# [To do]
Give the listing again exactly, omitting its images.

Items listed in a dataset

···

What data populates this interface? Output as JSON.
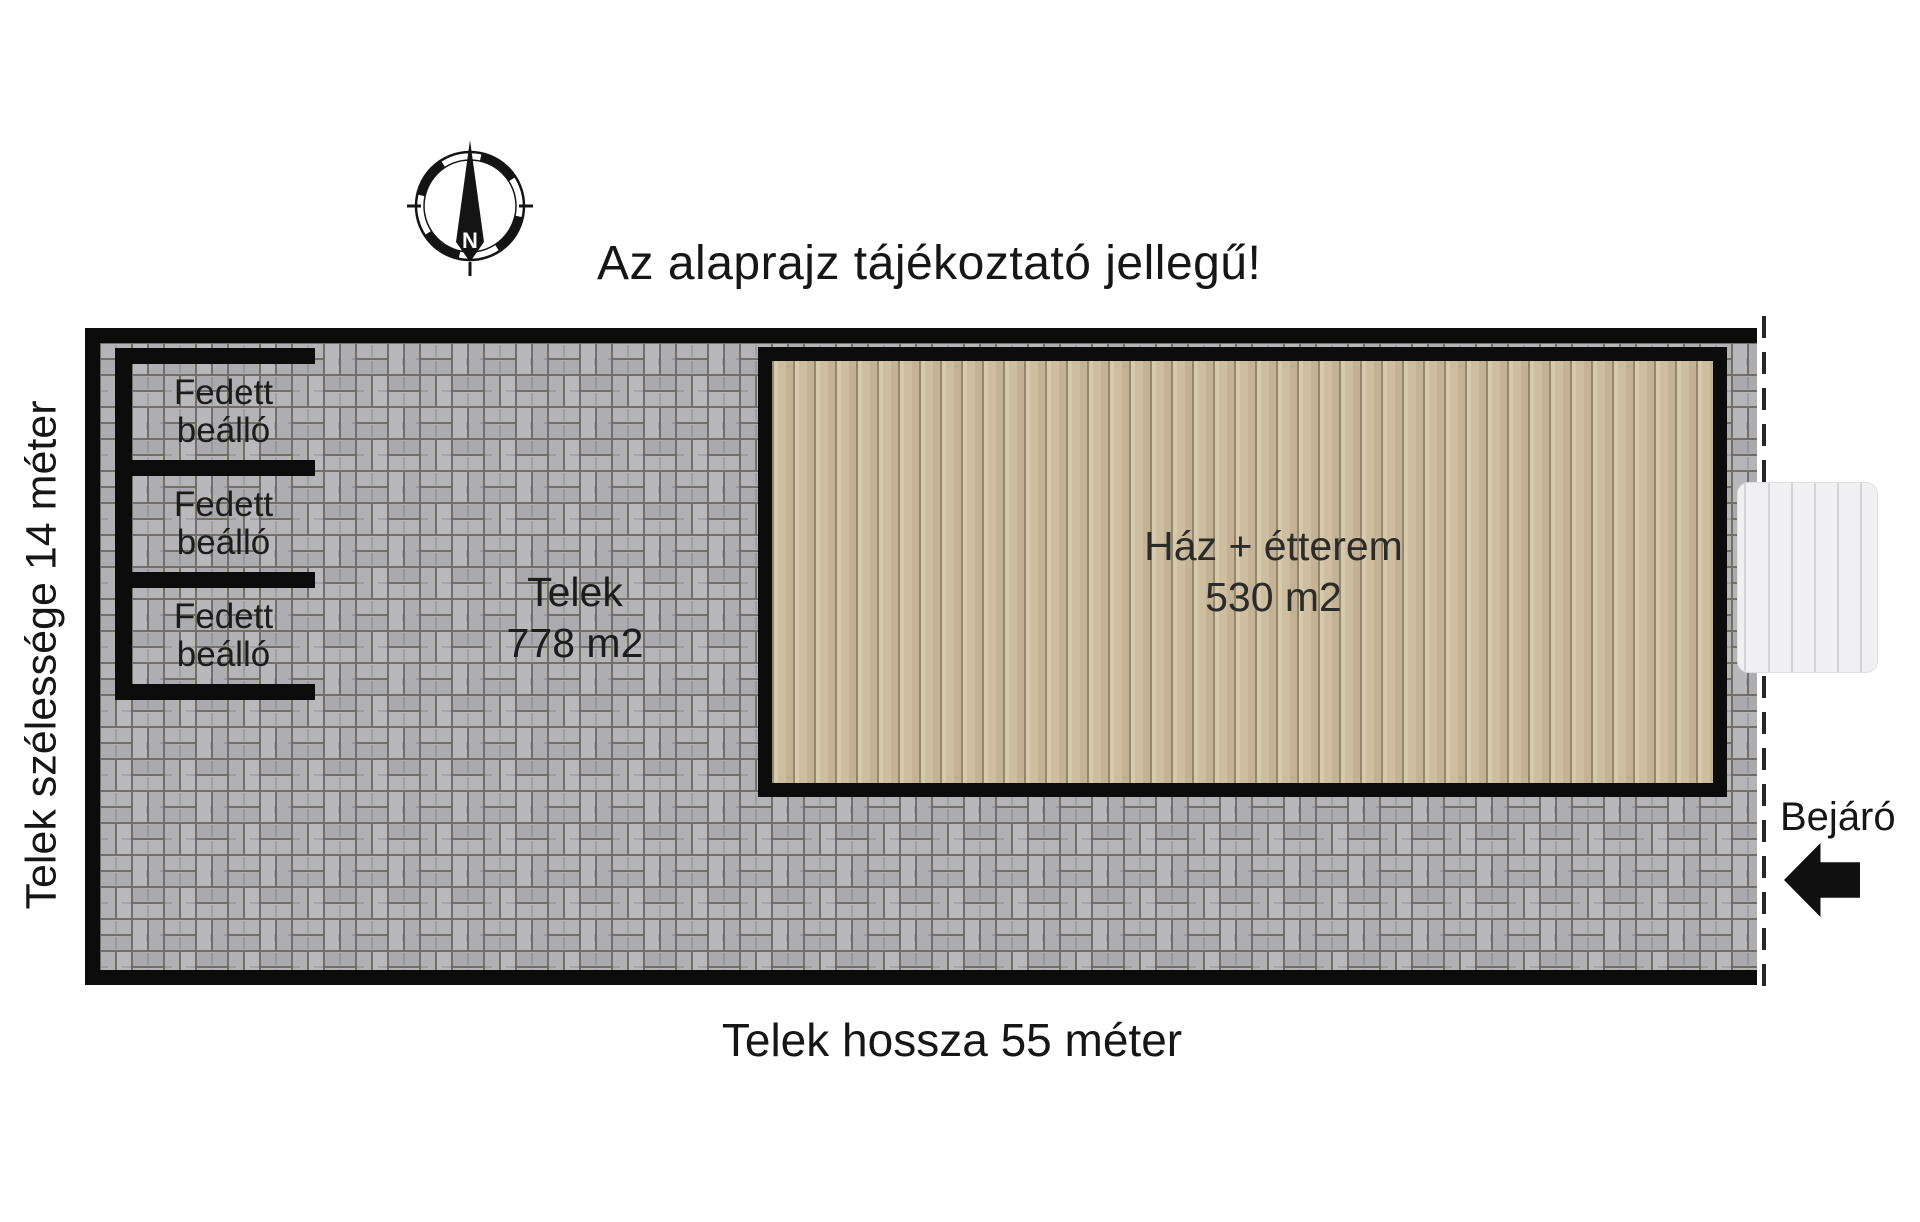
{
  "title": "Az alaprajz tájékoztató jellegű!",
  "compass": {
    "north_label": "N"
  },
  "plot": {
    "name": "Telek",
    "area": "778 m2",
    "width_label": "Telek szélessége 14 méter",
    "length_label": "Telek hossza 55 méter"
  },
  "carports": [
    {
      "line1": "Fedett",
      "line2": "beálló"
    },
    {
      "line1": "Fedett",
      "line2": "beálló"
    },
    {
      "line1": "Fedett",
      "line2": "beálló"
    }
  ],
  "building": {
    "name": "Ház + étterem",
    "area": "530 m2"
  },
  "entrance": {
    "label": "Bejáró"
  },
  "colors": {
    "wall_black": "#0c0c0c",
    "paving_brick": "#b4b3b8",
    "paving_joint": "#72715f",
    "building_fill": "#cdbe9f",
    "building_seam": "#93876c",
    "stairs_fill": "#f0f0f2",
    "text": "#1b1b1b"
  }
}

···

# [Response to this task]
What data populates this interface? Output as JSON.
{
  "title": "Az alaprajz tájékoztató jellegű!",
  "compass": {
    "north_label": "N"
  },
  "plot": {
    "name": "Telek",
    "area": "778 m2",
    "width_label": "Telek szélessége 14 méter",
    "length_label": "Telek hossza 55 méter"
  },
  "carports": [
    {
      "line1": "Fedett",
      "line2": "beálló"
    },
    {
      "line1": "Fedett",
      "line2": "beálló"
    },
    {
      "line1": "Fedett",
      "line2": "beálló"
    }
  ],
  "building": {
    "name": "Ház + étterem",
    "area": "530 m2"
  },
  "entrance": {
    "label": "Bejáró"
  },
  "colors": {
    "wall_black": "#0c0c0c",
    "paving_brick": "#b4b3b8",
    "paving_joint": "#72715f",
    "building_fill": "#cdbe9f",
    "building_seam": "#93876c",
    "stairs_fill": "#f0f0f2",
    "text": "#1b1b1b"
  }
}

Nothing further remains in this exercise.